Records from a data collection
--- START ---

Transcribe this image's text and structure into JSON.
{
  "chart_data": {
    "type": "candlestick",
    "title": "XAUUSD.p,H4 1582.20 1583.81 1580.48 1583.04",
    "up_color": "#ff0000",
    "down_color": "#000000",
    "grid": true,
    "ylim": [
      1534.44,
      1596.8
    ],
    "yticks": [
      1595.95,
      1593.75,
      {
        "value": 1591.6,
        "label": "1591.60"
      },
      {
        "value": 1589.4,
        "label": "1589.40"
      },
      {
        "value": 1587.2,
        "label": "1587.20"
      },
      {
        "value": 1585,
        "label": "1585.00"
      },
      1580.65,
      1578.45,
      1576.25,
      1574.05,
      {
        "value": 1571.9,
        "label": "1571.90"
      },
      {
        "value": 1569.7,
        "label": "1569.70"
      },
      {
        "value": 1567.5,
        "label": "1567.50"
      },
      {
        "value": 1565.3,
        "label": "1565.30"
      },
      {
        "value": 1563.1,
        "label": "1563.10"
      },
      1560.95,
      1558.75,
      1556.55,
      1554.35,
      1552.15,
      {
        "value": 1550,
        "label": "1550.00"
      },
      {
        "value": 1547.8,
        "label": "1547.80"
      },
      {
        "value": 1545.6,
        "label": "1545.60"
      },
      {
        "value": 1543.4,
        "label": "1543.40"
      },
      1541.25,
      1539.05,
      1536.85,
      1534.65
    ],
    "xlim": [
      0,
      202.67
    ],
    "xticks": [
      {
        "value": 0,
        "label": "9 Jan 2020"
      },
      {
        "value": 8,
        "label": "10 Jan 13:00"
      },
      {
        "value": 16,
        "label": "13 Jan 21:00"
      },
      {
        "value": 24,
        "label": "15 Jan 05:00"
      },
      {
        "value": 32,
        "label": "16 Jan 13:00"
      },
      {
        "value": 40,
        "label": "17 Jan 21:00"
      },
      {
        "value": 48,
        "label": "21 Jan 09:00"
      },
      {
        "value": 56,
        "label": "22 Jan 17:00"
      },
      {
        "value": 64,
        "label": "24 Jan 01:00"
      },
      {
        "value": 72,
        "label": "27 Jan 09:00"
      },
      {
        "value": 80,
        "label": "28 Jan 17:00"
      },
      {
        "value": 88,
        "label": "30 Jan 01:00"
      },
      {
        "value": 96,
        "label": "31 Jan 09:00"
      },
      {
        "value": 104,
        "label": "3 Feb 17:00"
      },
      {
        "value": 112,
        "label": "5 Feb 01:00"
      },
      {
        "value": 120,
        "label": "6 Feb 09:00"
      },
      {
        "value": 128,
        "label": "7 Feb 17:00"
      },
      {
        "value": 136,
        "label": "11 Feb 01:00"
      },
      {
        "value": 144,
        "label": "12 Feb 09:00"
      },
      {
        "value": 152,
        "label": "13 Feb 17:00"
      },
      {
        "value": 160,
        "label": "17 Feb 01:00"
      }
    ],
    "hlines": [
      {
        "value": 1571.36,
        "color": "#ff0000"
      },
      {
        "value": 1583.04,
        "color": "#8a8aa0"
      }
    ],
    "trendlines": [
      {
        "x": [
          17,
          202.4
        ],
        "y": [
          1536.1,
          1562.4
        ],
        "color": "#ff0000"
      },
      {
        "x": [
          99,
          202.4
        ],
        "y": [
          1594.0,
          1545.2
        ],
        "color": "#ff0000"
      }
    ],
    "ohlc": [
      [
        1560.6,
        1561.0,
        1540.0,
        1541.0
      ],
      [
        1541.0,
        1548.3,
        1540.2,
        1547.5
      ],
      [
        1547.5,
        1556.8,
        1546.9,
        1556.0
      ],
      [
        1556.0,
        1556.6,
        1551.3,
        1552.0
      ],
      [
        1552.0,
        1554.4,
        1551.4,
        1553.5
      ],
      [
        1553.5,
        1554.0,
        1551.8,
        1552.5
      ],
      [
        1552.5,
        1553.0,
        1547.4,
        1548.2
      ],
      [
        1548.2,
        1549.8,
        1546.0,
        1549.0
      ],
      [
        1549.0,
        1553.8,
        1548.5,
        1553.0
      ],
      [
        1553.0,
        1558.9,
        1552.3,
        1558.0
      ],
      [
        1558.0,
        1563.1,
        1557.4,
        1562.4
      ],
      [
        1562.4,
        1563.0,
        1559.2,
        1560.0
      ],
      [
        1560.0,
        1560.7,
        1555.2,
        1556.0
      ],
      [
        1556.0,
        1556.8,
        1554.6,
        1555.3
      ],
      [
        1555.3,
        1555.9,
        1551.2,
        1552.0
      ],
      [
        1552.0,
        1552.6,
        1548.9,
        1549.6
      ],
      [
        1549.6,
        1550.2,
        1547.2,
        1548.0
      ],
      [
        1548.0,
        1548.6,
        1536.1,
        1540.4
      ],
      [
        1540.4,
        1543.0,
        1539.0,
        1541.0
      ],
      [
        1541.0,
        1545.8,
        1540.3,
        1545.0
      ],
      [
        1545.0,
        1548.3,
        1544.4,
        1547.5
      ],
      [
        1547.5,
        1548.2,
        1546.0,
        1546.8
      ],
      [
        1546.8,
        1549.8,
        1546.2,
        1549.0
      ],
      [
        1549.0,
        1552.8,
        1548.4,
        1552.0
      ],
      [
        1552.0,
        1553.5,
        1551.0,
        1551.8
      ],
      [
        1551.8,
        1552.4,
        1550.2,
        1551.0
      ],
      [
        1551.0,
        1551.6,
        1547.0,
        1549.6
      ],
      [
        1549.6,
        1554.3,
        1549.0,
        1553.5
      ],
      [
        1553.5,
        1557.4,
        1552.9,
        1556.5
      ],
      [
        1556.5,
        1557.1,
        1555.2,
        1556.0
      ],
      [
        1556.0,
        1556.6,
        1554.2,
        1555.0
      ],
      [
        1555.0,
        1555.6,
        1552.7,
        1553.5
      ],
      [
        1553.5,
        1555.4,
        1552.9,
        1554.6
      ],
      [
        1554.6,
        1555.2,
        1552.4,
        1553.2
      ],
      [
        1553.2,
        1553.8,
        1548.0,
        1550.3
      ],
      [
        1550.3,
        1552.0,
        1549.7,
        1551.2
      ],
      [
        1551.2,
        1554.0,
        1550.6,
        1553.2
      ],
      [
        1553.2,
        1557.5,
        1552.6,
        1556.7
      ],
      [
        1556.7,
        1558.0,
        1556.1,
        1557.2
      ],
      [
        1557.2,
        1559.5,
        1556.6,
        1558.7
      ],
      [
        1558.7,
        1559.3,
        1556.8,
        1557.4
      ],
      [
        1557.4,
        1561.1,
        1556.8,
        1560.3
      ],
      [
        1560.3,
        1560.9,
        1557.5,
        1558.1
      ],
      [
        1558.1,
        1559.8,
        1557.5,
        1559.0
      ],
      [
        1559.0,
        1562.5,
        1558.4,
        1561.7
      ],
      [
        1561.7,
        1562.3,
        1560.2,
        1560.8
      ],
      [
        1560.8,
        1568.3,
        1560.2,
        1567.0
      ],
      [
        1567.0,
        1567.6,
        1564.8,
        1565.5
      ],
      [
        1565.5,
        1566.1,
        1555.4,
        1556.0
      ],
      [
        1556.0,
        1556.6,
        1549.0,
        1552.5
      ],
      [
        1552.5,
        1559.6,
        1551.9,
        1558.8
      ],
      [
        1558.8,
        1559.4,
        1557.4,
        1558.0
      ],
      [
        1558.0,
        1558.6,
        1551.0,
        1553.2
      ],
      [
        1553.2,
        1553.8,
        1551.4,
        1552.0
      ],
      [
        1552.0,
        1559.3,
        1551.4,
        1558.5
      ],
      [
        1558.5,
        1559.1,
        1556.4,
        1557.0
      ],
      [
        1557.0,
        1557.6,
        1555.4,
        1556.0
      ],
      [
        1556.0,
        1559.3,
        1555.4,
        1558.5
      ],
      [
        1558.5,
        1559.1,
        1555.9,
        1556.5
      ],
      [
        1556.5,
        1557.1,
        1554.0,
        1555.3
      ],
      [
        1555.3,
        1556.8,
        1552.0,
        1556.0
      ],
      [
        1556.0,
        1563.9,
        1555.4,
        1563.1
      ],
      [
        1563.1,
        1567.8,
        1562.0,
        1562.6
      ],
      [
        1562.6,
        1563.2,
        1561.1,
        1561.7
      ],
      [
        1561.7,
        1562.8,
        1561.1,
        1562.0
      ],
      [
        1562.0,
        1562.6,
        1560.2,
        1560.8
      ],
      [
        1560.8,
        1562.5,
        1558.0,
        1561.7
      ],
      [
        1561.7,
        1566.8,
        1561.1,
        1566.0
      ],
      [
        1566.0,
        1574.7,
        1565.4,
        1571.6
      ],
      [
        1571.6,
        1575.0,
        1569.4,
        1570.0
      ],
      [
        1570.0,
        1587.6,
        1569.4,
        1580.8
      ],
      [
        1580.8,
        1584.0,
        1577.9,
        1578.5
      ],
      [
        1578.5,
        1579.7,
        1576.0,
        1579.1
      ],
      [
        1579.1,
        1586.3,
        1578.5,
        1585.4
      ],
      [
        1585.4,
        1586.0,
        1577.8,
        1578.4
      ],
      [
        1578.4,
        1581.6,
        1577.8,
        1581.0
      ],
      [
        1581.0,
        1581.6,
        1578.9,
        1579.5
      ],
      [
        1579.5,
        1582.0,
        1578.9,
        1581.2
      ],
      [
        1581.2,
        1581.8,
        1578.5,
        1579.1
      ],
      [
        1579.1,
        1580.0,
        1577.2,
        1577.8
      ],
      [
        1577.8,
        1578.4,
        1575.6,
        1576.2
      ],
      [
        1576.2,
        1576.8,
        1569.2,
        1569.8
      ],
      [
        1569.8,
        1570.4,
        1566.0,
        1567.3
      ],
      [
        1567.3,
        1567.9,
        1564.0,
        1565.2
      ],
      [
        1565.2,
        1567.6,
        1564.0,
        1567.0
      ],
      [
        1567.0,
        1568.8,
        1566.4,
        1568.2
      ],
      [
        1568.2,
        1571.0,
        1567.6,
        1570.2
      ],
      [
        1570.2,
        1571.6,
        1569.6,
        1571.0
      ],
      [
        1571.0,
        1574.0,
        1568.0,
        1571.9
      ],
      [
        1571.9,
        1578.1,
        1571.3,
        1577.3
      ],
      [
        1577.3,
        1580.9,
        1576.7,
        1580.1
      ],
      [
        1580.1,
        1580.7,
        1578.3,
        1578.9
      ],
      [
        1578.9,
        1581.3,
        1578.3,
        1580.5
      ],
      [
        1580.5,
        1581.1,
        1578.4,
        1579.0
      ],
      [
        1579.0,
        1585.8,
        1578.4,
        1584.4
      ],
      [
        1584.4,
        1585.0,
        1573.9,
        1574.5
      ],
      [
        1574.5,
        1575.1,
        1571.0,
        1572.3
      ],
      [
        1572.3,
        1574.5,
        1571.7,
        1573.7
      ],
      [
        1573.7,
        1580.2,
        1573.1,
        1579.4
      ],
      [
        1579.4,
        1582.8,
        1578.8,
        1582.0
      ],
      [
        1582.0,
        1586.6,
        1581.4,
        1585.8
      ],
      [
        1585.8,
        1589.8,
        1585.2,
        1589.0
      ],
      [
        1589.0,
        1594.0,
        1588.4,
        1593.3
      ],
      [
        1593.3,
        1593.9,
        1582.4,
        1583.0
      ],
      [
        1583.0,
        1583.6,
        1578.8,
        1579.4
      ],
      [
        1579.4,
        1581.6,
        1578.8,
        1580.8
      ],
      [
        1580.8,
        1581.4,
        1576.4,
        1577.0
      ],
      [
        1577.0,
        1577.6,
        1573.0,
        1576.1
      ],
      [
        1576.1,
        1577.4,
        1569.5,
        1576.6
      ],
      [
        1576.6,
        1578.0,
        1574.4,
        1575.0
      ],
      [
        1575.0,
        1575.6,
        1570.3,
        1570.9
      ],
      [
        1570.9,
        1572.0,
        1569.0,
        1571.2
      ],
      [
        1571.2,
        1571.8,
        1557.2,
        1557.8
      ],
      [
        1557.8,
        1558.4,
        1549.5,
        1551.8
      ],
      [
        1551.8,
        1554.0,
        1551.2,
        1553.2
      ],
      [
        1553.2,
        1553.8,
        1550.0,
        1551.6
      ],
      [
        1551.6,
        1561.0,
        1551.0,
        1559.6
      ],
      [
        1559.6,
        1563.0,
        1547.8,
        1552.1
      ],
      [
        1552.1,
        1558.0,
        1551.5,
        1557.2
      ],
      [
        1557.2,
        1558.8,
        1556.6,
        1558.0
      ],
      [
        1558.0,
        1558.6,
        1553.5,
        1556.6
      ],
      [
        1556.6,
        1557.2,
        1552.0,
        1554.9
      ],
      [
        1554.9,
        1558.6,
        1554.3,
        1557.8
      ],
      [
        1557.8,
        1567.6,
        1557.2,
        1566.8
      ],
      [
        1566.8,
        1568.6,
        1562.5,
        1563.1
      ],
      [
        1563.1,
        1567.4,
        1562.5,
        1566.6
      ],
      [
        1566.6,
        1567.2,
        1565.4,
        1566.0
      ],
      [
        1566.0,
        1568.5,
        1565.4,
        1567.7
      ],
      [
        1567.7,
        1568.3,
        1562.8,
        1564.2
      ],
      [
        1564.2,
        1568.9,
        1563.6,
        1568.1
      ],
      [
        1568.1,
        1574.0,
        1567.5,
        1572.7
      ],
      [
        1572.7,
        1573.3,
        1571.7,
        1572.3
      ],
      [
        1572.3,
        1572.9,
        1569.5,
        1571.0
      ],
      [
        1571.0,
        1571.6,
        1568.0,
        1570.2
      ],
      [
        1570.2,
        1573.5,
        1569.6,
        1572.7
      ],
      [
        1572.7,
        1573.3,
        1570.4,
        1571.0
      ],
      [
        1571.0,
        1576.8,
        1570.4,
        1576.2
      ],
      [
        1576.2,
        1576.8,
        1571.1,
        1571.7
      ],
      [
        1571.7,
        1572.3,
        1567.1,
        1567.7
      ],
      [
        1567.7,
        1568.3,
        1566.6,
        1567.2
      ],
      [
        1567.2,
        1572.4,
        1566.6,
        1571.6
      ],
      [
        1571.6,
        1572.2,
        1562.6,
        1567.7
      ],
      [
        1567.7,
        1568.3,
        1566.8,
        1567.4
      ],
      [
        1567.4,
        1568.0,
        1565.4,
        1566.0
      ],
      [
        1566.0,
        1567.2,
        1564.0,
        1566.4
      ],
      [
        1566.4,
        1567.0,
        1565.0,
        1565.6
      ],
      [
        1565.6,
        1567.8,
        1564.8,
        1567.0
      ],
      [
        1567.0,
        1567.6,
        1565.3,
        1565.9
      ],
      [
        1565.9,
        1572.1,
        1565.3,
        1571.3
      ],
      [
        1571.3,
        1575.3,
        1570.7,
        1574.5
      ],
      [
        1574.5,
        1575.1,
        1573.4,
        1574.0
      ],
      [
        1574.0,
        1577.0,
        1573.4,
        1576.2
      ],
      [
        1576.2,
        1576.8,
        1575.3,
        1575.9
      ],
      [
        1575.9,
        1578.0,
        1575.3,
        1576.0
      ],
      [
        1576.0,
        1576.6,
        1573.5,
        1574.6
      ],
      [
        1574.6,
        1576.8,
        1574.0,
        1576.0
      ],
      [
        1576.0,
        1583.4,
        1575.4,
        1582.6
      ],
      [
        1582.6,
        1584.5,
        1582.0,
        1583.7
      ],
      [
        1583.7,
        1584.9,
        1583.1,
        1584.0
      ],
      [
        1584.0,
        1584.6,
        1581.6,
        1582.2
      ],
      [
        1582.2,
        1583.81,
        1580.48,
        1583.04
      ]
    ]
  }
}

--- END ---
--- START ---

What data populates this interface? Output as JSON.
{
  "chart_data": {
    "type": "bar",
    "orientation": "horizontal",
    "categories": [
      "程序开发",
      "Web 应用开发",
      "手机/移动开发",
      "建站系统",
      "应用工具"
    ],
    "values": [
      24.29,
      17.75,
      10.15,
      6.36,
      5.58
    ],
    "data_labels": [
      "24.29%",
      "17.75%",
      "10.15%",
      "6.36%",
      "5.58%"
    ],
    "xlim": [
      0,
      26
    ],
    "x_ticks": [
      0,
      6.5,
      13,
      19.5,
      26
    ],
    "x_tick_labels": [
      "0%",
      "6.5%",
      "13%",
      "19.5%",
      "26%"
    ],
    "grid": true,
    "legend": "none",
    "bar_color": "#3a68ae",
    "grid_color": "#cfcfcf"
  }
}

--- END ---
--- START ---

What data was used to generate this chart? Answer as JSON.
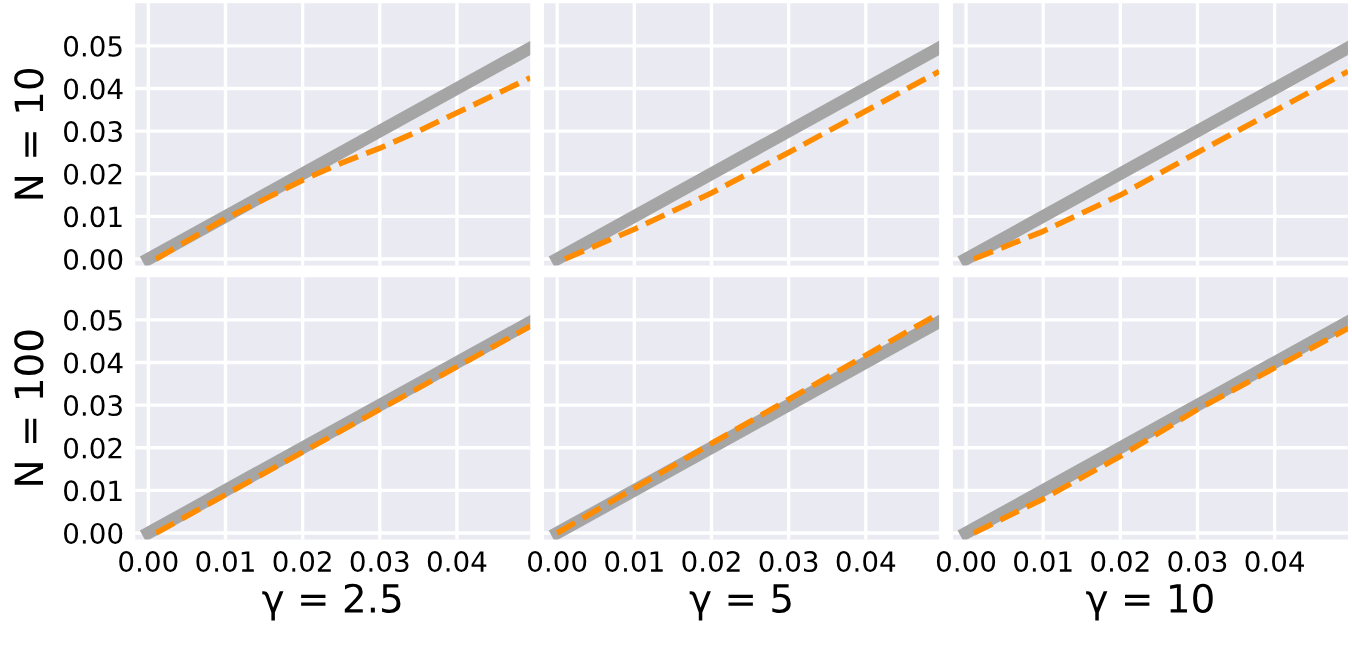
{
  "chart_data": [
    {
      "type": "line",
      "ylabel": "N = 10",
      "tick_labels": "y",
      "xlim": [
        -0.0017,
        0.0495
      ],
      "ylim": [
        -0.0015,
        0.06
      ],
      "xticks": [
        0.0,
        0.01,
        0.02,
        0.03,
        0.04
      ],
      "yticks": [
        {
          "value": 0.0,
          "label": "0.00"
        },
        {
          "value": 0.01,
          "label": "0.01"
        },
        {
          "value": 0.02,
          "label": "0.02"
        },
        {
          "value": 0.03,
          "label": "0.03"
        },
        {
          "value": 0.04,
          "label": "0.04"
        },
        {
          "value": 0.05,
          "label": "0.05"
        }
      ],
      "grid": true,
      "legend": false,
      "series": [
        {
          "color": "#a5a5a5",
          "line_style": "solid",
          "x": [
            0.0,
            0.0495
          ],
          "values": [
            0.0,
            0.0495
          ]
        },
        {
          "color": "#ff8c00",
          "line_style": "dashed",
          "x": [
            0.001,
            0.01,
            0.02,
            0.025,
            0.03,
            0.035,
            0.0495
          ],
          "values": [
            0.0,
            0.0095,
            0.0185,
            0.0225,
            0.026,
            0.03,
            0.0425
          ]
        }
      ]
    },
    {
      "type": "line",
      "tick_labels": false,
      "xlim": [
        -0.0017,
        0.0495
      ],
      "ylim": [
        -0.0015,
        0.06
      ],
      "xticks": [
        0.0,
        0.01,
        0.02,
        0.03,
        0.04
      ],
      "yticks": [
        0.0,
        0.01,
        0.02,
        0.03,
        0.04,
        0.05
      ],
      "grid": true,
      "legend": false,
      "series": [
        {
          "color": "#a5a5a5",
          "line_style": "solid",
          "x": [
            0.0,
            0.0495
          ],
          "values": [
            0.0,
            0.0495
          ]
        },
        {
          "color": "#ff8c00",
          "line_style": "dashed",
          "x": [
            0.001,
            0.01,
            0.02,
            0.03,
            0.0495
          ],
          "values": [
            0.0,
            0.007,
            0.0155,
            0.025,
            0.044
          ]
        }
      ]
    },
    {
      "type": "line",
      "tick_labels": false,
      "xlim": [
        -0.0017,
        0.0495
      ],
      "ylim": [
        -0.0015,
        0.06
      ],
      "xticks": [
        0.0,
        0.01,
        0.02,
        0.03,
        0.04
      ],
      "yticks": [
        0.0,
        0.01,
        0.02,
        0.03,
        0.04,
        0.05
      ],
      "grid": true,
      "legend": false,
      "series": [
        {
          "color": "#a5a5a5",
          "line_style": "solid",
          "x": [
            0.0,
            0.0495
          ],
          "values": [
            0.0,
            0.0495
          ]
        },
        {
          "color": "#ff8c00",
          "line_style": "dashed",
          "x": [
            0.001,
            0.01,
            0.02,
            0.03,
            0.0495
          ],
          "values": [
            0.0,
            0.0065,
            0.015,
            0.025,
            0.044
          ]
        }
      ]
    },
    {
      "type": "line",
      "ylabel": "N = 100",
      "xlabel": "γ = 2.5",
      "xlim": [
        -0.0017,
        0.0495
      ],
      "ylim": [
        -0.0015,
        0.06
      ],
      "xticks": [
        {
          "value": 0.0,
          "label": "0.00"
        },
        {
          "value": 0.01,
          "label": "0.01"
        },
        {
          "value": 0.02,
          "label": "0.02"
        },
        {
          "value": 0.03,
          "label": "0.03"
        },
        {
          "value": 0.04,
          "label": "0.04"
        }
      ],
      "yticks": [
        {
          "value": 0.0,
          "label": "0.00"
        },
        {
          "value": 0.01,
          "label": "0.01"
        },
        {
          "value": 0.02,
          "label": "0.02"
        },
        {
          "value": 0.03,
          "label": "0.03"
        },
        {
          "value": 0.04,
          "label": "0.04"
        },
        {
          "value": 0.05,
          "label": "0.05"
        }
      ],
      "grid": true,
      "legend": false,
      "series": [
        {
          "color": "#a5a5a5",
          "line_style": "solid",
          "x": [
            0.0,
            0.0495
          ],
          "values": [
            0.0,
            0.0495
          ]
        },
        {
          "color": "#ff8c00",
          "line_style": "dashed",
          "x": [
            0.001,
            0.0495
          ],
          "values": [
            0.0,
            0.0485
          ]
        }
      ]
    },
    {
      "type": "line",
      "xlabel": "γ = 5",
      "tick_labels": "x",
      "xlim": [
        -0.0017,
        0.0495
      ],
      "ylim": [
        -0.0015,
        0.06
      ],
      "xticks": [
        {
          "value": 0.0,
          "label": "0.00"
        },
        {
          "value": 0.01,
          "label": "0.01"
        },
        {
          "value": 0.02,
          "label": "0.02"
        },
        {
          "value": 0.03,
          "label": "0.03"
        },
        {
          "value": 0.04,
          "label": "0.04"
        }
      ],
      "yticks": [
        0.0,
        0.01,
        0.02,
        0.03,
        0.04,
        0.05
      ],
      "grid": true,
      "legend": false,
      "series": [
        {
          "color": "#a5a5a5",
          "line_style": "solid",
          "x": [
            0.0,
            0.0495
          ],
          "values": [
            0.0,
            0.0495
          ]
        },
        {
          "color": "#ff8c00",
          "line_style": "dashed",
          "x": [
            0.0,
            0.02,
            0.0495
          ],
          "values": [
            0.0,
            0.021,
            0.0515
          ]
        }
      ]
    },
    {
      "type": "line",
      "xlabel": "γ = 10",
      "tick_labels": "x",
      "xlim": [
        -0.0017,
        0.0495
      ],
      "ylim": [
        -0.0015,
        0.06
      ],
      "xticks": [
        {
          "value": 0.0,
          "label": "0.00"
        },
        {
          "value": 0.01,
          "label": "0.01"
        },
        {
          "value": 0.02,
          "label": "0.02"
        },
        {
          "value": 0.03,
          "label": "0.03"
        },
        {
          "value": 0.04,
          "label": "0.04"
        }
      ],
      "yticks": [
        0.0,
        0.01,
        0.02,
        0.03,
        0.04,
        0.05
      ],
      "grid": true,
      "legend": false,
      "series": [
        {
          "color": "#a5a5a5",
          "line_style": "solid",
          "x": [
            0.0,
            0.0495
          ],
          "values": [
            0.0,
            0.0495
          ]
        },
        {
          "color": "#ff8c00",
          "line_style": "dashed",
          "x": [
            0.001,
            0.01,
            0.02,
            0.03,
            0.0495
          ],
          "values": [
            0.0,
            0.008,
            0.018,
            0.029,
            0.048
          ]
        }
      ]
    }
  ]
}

--- END ---

# Instructions to follow
Pull out all lines of the data with the string "JSON".

# Expected answer
Transcribe this image's text and structure into JSON.
What data populates this interface? Output as JSON.
What data was used to generate this chart? Answer as JSON.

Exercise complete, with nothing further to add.